Challenge: Return the records that follow unaltered. Omit every picture.

Material for this task:

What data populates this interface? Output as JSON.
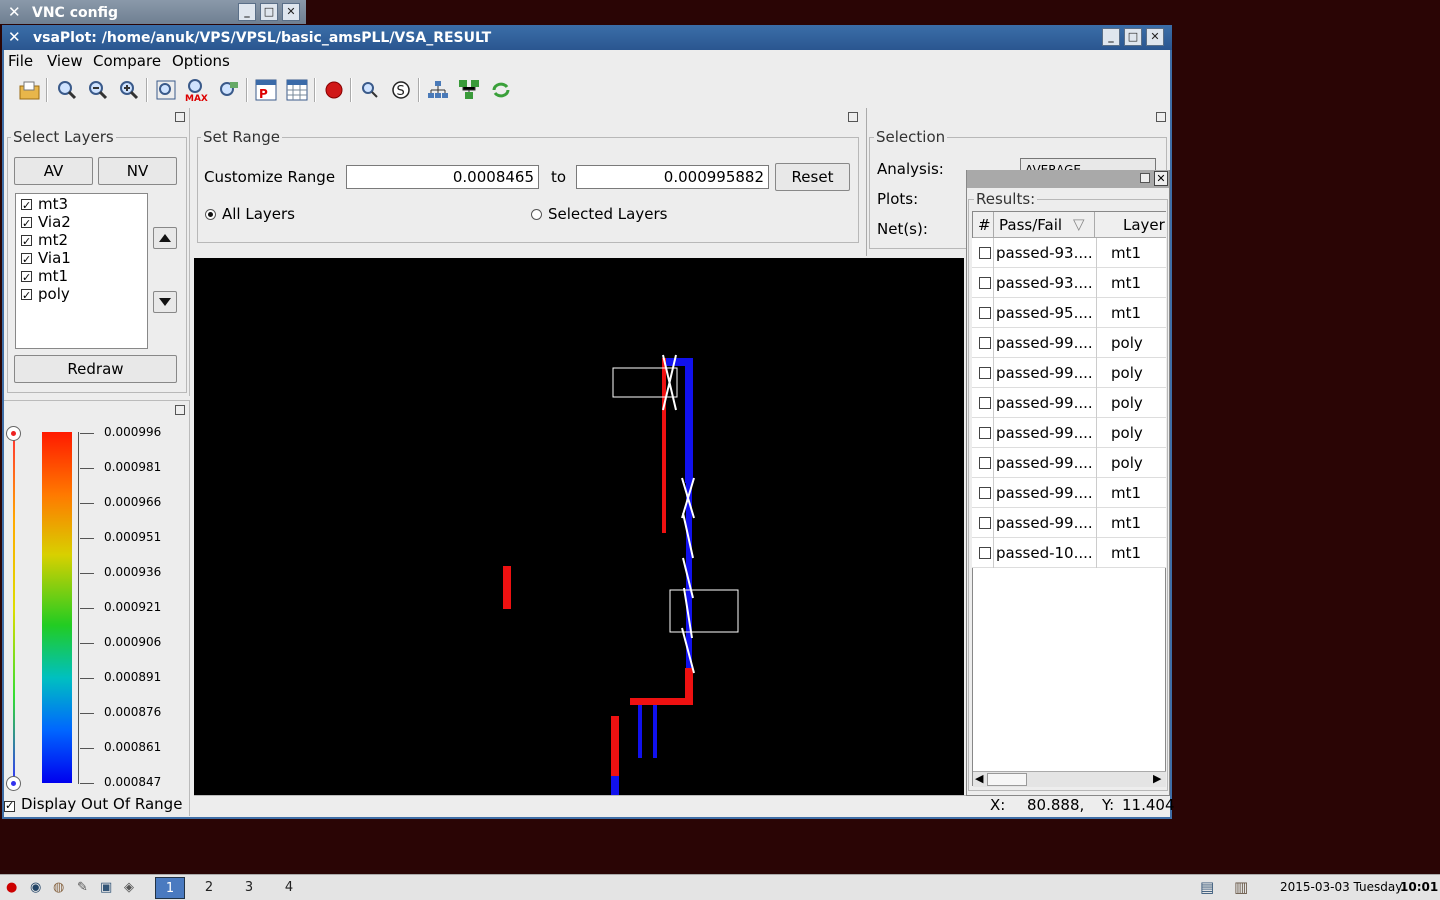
{
  "bg_window": {
    "title": "VNC config"
  },
  "window": {
    "title": "vsaPlot: /home/anuk/VPS/VPSL/basic_amsPLL/VSA_RESULT"
  },
  "menu": {
    "file": "File",
    "view": "View",
    "compare": "Compare",
    "options": "Options"
  },
  "toolbar": {
    "max_label": "MAX"
  },
  "select_layers": {
    "title": "Select Layers",
    "av": "AV",
    "nv": "NV",
    "redraw": "Redraw",
    "layers": [
      {
        "name": "mt3",
        "checked": true
      },
      {
        "name": "Via2",
        "checked": true
      },
      {
        "name": "mt2",
        "checked": true
      },
      {
        "name": "Via1",
        "checked": true
      },
      {
        "name": "mt1",
        "checked": true
      },
      {
        "name": "poly",
        "checked": true
      }
    ]
  },
  "set_range": {
    "title": "Set Range",
    "customize_label": "Customize Range",
    "from_value": "0.0008465",
    "to_label": "to",
    "to_value": "0.000995882",
    "reset": "Reset",
    "all_layers": "All Layers",
    "selected_layers": "Selected Layers"
  },
  "selection": {
    "title": "Selection",
    "analysis_label": "Analysis:",
    "analysis_value": "AVERAGE",
    "plots_label": "Plots:",
    "nets_label": "Net(s):"
  },
  "colorbar": {
    "ticks": [
      "0.000996",
      "0.000981",
      "0.000966",
      "0.000951",
      "0.000936",
      "0.000921",
      "0.000906",
      "0.000891",
      "0.000876",
      "0.000861",
      "0.000847"
    ],
    "display_out_of_range": "Display Out Of Range"
  },
  "results": {
    "title": "Results:",
    "col_num": "#",
    "col_passfail": "Pass/Fail",
    "col_layer": "Layer",
    "rows": [
      {
        "pf": "passed-93....",
        "layer": "mt1"
      },
      {
        "pf": "passed-93....",
        "layer": "mt1"
      },
      {
        "pf": "passed-95....",
        "layer": "mt1"
      },
      {
        "pf": "passed-99....",
        "layer": "poly"
      },
      {
        "pf": "passed-99....",
        "layer": "poly"
      },
      {
        "pf": "passed-99....",
        "layer": "poly"
      },
      {
        "pf": "passed-99....",
        "layer": "poly"
      },
      {
        "pf": "passed-99....",
        "layer": "poly"
      },
      {
        "pf": "passed-99....",
        "layer": "mt1"
      },
      {
        "pf": "passed-99....",
        "layer": "mt1"
      },
      {
        "pf": "passed-10....",
        "layer": "mt1"
      }
    ]
  },
  "status": {
    "x_label": "X:",
    "x_value": "80.888,",
    "y_label": "Y:",
    "y_value": "11.404"
  },
  "taskbar": {
    "ws1": "1",
    "ws2": "2",
    "ws3": "3",
    "ws4": "4",
    "date": "2015-03-03 Tuesday",
    "time": "10:01"
  },
  "colors": {
    "red": "#ee1111",
    "blue": "#1111ee",
    "titlebar": "#2f5f9c"
  }
}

Correct answer:
What data populates this interface? Output as JSON.
{
  "bg_window": {
    "title": "VNC config"
  },
  "window": {
    "title": "vsaPlot: /home/anuk/VPS/VPSL/basic_amsPLL/VSA_RESULT"
  },
  "menu": {
    "file": "File",
    "view": "View",
    "compare": "Compare",
    "options": "Options"
  },
  "toolbar": {
    "max_label": "MAX"
  },
  "select_layers": {
    "title": "Select Layers",
    "av": "AV",
    "nv": "NV",
    "redraw": "Redraw",
    "layers": [
      {
        "name": "mt3",
        "checked": true
      },
      {
        "name": "Via2",
        "checked": true
      },
      {
        "name": "mt2",
        "checked": true
      },
      {
        "name": "Via1",
        "checked": true
      },
      {
        "name": "mt1",
        "checked": true
      },
      {
        "name": "poly",
        "checked": true
      }
    ]
  },
  "set_range": {
    "title": "Set Range",
    "customize_label": "Customize Range",
    "from_value": "0.0008465",
    "to_label": "to",
    "to_value": "0.000995882",
    "reset": "Reset",
    "all_layers": "All Layers",
    "selected_layers": "Selected Layers"
  },
  "selection": {
    "title": "Selection",
    "analysis_label": "Analysis:",
    "analysis_value": "AVERAGE",
    "plots_label": "Plots:",
    "nets_label": "Net(s):"
  },
  "colorbar": {
    "ticks": [
      "0.000996",
      "0.000981",
      "0.000966",
      "0.000951",
      "0.000936",
      "0.000921",
      "0.000906",
      "0.000891",
      "0.000876",
      "0.000861",
      "0.000847"
    ],
    "display_out_of_range": "Display Out Of Range"
  },
  "results": {
    "title": "Results:",
    "col_num": "#",
    "col_passfail": "Pass/Fail",
    "col_layer": "Layer",
    "rows": [
      {
        "pf": "passed-93....",
        "layer": "mt1"
      },
      {
        "pf": "passed-93....",
        "layer": "mt1"
      },
      {
        "pf": "passed-95....",
        "layer": "mt1"
      },
      {
        "pf": "passed-99....",
        "layer": "poly"
      },
      {
        "pf": "passed-99....",
        "layer": "poly"
      },
      {
        "pf": "passed-99....",
        "layer": "poly"
      },
      {
        "pf": "passed-99....",
        "layer": "poly"
      },
      {
        "pf": "passed-99....",
        "layer": "poly"
      },
      {
        "pf": "passed-99....",
        "layer": "mt1"
      },
      {
        "pf": "passed-99....",
        "layer": "mt1"
      },
      {
        "pf": "passed-10....",
        "layer": "mt1"
      }
    ]
  },
  "status": {
    "x_label": "X:",
    "x_value": "80.888,",
    "y_label": "Y:",
    "y_value": "11.404"
  },
  "taskbar": {
    "ws1": "1",
    "ws2": "2",
    "ws3": "3",
    "ws4": "4",
    "date": "2015-03-03 Tuesday",
    "time": "10:01"
  },
  "colors": {
    "red": "#ee1111",
    "blue": "#1111ee",
    "titlebar": "#2f5f9c"
  }
}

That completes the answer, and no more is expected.